§ OBJECTIVE
What is the number of lines in the data holding the word "name"? Give that number by itself.

§ THE RECORDS

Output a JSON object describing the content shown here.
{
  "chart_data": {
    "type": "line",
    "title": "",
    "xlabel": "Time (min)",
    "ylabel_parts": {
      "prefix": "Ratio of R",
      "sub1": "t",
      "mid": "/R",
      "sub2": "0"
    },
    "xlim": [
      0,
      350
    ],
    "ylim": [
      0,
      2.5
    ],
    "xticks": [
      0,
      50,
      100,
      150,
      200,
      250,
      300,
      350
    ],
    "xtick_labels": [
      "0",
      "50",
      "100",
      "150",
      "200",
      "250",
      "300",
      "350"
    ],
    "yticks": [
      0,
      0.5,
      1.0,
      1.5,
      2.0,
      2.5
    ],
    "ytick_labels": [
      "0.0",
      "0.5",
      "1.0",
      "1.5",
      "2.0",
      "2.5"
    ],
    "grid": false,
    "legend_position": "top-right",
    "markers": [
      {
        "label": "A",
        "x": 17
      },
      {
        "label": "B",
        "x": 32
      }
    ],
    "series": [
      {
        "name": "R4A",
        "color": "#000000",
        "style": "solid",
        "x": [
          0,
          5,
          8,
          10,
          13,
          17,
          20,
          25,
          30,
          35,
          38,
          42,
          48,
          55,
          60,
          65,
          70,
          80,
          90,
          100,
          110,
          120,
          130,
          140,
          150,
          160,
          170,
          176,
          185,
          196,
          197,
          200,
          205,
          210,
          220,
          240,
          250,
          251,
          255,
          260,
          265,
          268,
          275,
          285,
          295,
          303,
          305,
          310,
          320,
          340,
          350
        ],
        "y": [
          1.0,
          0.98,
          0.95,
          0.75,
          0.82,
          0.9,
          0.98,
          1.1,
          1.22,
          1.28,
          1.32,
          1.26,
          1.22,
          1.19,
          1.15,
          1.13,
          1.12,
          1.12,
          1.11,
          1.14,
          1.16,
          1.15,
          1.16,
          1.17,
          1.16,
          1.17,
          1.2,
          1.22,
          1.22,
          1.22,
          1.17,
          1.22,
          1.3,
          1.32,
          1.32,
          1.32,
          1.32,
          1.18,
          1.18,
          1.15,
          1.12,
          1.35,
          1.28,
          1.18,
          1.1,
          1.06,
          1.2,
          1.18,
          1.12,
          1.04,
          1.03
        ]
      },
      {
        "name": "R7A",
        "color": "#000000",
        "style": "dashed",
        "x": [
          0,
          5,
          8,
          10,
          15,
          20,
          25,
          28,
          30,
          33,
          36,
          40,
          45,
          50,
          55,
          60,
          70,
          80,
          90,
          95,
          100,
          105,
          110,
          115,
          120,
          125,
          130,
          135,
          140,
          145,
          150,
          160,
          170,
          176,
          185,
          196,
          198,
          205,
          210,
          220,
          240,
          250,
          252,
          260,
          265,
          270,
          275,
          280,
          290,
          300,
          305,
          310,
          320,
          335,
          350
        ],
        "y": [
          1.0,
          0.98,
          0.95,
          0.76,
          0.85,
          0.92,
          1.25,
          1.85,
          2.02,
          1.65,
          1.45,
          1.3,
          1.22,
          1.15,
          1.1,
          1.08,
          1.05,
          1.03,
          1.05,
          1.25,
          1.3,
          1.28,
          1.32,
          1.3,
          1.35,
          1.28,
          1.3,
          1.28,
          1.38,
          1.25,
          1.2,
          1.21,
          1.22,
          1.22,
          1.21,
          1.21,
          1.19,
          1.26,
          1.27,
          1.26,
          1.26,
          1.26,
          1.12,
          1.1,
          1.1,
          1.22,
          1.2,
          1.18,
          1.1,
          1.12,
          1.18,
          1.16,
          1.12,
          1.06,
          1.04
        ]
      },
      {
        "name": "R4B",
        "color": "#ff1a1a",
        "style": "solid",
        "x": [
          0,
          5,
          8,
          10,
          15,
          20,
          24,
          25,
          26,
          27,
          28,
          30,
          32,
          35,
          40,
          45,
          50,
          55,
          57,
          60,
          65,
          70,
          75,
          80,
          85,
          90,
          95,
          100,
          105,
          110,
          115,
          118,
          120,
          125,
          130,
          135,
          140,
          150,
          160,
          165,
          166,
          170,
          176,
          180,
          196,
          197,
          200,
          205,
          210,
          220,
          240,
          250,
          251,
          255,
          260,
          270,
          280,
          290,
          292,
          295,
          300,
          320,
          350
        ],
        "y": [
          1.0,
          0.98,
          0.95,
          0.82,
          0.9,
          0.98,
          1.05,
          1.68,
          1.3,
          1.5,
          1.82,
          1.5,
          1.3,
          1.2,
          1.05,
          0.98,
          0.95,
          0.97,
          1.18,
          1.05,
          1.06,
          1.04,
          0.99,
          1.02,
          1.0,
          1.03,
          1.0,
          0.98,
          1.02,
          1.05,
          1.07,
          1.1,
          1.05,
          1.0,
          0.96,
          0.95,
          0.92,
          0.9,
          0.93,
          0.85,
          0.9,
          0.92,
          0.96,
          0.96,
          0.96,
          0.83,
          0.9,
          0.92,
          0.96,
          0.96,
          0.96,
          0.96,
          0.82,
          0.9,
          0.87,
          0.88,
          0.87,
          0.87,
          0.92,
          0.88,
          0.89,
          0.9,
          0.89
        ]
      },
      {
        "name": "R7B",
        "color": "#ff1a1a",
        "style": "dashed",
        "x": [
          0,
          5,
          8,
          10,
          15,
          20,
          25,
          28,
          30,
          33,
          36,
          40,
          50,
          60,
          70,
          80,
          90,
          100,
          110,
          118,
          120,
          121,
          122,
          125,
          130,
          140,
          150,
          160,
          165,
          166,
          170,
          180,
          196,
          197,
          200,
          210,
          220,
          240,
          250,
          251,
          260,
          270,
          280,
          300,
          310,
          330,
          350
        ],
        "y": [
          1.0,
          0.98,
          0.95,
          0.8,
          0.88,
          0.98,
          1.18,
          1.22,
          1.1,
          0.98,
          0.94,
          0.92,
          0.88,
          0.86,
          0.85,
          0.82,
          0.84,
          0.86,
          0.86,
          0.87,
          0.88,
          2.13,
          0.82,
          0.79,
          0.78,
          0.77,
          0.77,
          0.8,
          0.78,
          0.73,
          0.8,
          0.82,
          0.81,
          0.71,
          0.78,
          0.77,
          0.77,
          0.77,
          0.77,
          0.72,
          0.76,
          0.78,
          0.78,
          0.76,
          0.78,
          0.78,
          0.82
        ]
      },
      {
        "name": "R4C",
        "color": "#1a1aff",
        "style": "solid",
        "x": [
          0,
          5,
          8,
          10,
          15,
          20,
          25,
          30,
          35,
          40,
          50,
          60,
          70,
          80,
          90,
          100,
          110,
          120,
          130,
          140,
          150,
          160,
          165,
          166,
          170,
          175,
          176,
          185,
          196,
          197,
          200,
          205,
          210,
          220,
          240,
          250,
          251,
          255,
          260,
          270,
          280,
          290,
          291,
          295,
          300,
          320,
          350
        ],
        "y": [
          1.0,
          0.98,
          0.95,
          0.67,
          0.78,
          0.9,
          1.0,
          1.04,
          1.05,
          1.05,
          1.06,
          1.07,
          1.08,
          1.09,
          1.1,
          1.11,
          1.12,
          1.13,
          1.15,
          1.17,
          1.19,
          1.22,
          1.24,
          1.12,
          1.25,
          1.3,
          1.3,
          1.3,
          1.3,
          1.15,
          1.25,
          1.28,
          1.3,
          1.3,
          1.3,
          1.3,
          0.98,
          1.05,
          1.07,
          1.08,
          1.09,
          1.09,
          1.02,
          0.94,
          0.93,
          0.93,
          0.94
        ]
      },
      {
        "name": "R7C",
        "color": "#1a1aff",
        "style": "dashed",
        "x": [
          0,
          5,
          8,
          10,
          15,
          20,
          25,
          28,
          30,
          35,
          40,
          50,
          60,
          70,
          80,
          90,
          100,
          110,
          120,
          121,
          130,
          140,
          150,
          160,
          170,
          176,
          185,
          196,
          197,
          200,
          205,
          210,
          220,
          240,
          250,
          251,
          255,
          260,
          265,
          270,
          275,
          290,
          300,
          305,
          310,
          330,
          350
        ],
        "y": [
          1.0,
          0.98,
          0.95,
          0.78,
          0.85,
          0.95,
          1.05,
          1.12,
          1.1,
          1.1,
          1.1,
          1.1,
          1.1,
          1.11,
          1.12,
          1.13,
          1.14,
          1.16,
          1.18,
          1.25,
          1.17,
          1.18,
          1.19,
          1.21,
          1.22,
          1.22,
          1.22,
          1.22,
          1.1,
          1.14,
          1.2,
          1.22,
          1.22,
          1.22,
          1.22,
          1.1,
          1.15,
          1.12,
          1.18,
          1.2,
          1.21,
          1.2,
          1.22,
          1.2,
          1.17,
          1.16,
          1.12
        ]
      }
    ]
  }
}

§ RESULT
6